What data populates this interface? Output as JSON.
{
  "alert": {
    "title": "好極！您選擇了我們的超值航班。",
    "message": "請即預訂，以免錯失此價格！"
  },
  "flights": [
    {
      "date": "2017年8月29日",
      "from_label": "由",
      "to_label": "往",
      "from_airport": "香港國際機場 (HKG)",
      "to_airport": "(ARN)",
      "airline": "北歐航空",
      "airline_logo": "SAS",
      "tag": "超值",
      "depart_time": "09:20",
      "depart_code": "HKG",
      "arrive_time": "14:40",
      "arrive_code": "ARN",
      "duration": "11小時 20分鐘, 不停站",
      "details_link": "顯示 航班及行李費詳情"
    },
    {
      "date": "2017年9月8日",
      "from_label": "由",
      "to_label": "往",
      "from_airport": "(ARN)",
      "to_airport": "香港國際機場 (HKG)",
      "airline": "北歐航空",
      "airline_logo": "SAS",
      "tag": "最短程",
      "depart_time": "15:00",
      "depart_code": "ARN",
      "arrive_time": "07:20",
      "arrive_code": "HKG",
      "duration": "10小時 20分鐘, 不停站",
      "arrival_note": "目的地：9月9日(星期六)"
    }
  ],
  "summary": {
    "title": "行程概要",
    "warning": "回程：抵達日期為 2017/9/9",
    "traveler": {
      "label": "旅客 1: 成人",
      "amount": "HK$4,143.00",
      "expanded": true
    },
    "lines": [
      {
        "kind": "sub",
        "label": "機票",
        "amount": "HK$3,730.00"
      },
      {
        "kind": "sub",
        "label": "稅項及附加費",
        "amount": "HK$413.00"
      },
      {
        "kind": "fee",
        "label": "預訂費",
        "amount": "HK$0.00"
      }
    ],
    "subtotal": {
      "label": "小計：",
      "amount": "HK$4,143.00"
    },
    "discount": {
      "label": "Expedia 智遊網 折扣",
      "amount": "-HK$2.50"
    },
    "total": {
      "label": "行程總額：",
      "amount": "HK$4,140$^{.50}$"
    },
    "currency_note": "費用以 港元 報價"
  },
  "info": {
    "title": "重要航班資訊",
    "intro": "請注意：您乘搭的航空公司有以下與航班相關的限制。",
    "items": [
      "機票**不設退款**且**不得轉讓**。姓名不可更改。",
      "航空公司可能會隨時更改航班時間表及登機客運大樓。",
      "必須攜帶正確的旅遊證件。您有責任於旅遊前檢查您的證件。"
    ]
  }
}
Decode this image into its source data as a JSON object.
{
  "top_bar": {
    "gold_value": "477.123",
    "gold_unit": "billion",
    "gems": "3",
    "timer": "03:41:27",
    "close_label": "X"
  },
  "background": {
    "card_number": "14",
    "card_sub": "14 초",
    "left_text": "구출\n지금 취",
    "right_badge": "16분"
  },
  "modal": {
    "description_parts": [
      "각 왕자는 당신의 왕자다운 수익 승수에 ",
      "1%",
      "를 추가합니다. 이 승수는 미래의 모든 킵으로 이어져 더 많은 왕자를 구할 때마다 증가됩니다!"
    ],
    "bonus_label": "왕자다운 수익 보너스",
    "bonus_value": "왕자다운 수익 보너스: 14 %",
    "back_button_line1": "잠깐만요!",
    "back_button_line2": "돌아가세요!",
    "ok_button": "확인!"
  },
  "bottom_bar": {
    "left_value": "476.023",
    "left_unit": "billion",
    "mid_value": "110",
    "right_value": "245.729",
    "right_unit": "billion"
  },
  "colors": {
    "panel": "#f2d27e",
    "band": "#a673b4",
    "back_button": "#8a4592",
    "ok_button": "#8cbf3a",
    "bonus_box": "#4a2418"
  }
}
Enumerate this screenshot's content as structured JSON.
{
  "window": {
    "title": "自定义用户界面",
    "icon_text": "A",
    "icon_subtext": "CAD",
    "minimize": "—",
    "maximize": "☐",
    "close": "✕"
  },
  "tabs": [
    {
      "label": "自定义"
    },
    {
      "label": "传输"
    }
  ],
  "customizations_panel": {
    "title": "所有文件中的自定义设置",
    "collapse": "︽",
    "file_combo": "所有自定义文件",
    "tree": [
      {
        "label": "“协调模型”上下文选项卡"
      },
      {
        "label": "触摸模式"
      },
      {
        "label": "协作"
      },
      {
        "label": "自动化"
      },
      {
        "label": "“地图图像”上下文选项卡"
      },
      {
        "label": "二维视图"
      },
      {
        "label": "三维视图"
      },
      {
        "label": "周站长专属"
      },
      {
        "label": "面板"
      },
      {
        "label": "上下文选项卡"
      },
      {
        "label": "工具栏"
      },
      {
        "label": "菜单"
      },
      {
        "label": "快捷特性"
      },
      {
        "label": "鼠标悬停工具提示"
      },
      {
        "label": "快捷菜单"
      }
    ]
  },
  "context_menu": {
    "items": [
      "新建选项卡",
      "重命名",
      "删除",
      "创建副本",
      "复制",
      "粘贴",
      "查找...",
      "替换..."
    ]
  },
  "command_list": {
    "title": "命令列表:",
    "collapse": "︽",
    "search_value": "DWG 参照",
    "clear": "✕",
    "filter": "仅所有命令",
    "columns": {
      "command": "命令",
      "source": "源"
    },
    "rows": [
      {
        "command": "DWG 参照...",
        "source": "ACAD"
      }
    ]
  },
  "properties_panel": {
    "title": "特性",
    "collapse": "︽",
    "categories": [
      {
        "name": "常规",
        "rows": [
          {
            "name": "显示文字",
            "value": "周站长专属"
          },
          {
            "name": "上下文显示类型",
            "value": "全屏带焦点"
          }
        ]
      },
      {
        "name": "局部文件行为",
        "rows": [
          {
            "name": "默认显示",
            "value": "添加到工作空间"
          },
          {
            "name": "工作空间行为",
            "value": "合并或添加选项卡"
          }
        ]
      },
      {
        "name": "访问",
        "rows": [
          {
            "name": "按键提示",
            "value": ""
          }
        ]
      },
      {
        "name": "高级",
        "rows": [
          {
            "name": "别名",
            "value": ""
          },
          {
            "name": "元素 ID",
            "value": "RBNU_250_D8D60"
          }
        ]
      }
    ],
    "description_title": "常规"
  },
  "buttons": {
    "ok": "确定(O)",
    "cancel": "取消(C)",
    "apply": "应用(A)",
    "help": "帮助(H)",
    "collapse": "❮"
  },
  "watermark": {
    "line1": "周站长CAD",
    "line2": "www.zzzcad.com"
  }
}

## What the task requires
The records above need to be transcribed in full. Keep every character unchanged.

## Full response
What data populates this interface? Output as JSON.
{
  "alert": {
    "title": "好極！您選擇了我們的超值航班。",
    "message": "請即預訂，以免錯失此價格！"
  },
  "flights": [
    {
      "date": "2017年8月29日",
      "from_label": "由",
      "to_label": "往",
      "from_airport": "香港國際機場 (HKG)",
      "to_airport": "(ARN)",
      "airline": "北歐航空",
      "airline_logo": "SAS",
      "tag": "超值",
      "depart_time": "09:20",
      "depart_code": "HKG",
      "arrive_time": "14:40",
      "arrive_code": "ARN",
      "duration": "11小時 20分鐘, 不停站",
      "details_link": "顯示 航班及行李費詳情"
    },
    {
      "date": "2017年9月8日",
      "from_label": "由",
      "to_label": "往",
      "from_airport": "(ARN)",
      "to_airport": "香港國際機場 (HKG)",
      "airline": "北歐航空",
      "airline_logo": "SAS",
      "tag": "最短程",
      "depart_time": "15:00",
      "depart_code": "ARN",
      "arrive_time": "07:20",
      "arrive_code": "HKG",
      "duration": "10小時 20分鐘, 不停站",
      "arrival_note": "目的地：9月9日(星期六)"
    }
  ],
  "summary": {
    "title": "行程概要",
    "warning": "回程：抵達日期為 2017/9/9",
    "traveler": {
      "label": "旅客 1: 成人",
      "amount": "HK$4,143.00",
      "expanded": true
    },
    "lines": [
      {
        "kind": "sub",
        "label": "機票",
        "amount": "HK$3,730.00"
      },
      {
        "kind": "sub",
        "label": "稅項及附加費",
        "amount": "HK$413.00"
      },
      {
        "kind": "fee",
        "label": "預訂費",
        "amount": "HK$0.00"
      }
    ],
    "subtotal": {
      "label": "小計：",
      "amount": "HK$4,143.00"
    },
    "discount": {
      "label": "Expedia 智遊網 折扣",
      "amount": "-HK$2.50"
    },
    "total": {
      "label": "行程總額：",
      "amount": "HK$4,140$^{.50}$"
    },
    "currency_note": "費用以 港元 報價"
  },
  "info": {
    "title": "重要航班資訊",
    "intro": "請注意：您乘搭的航空公司有以下與航班相關的限制。",
    "items": [
      "機票**不設退款**且**不得轉讓**。姓名不可更改。",
      "航空公司可能會隨時更改航班時間表及登機客運大樓。",
      "必須攜帶正確的旅遊證件。您有責任於旅遊前檢查您的證件。"
    ]
  }
}
Decode this image into its source data as a JSON object.
{
  "top_bar": {
    "gold_value": "477.123",
    "gold_unit": "billion",
    "gems": "3",
    "timer": "03:41:27",
    "close_label": "X"
  },
  "background": {
    "card_number": "14",
    "card_sub": "14 초",
    "left_text": "구출\n지금 취",
    "right_badge": "16분"
  },
  "modal": {
    "description_parts": [
      "각 왕자는 당신의 왕자다운 수익 승수에 ",
      "1%",
      "를 추가합니다. 이 승수는 미래의 모든 킵으로 이어져 더 많은 왕자를 구할 때마다 증가됩니다!"
    ],
    "bonus_label": "왕자다운 수익 보너스",
    "bonus_value": "왕자다운 수익 보너스: 14 %",
    "back_button_line1": "잠깐만요!",
    "back_button_line2": "돌아가세요!",
    "ok_button": "확인!"
  },
  "bottom_bar": {
    "left_value": "476.023",
    "left_unit": "billion",
    "mid_value": "110",
    "right_value": "245.729",
    "right_unit": "billion"
  },
  "colors": {
    "panel": "#f2d27e",
    "band": "#a673b4",
    "back_button": "#8a4592",
    "ok_button": "#8cbf3a",
    "bonus_box": "#4a2418"
  }
}
Enumerate this screenshot's content as structured JSON.
{
  "window": {
    "title": "自定义用户界面",
    "icon_text": "A",
    "icon_subtext": "CAD",
    "minimize": "—",
    "maximize": "☐",
    "close": "✕"
  },
  "tabs": [
    {
      "label": "自定义"
    },
    {
      "label": "传输"
    }
  ],
  "customizations_panel": {
    "title": "所有文件中的自定义设置",
    "collapse": "︽",
    "file_combo": "所有自定义文件",
    "tree": [
      {
        "label": "“协调模型”上下文选项卡"
      },
      {
        "label": "触摸模式"
      },
      {
        "label": "协作"
      },
      {
        "label": "自动化"
      },
      {
        "label": "“地图图像”上下文选项卡"
      },
      {
        "label": "二维视图"
      },
      {
        "label": "三维视图"
      },
      {
        "label": "周站长专属"
      },
      {
        "label": "面板"
      },
      {
        "label": "上下文选项卡"
      },
      {
        "label": "工具栏"
      },
      {
        "label": "菜单"
      },
      {
        "label": "快捷特性"
      },
      {
        "label": "鼠标悬停工具提示"
      },
      {
        "label": "快捷菜单"
      }
    ]
  },
  "context_menu": {
    "items": [
      "新建选项卡",
      "重命名",
      "删除",
      "创建副本",
      "复制",
      "粘贴",
      "查找...",
      "替换..."
    ]
  },
  "command_list": {
    "title": "命令列表:",
    "collapse": "︽",
    "search_value": "DWG 参照",
    "clear": "✕",
    "filter": "仅所有命令",
    "columns": {
      "command": "命令",
      "source": "源"
    },
    "rows": [
      {
        "command": "DWG 参照...",
        "source": "ACAD"
      }
    ]
  },
  "properties_panel": {
    "title": "特性",
    "collapse": "︽",
    "categories": [
      {
        "name": "常规",
        "rows": [
          {
            "name": "显示文字",
            "value": "周站长专属"
          },
          {
            "name": "上下文显示类型",
            "value": "全屏带焦点"
          }
        ]
      },
      {
        "name": "局部文件行为",
        "rows": [
          {
            "name": "默认显示",
            "value": "添加到工作空间"
          },
          {
            "name": "工作空间行为",
            "value": "合并或添加选项卡"
          }
        ]
      },
      {
        "name": "访问",
        "rows": [
          {
            "name": "按键提示",
            "value": ""
          }
        ]
      },
      {
        "name": "高级",
        "rows": [
          {
            "name": "别名",
            "value": ""
          },
          {
            "name": "元素 ID",
            "value": "RBNU_250_D8D60"
          }
        ]
      }
    ],
    "description_title": "常规"
  },
  "buttons": {
    "ok": "确定(O)",
    "cancel": "取消(C)",
    "apply": "应用(A)",
    "help": "帮助(H)",
    "collapse": "❮"
  },
  "watermark": {
    "line1": "周站长CAD",
    "line2": "www.zzzcad.com"
  }
}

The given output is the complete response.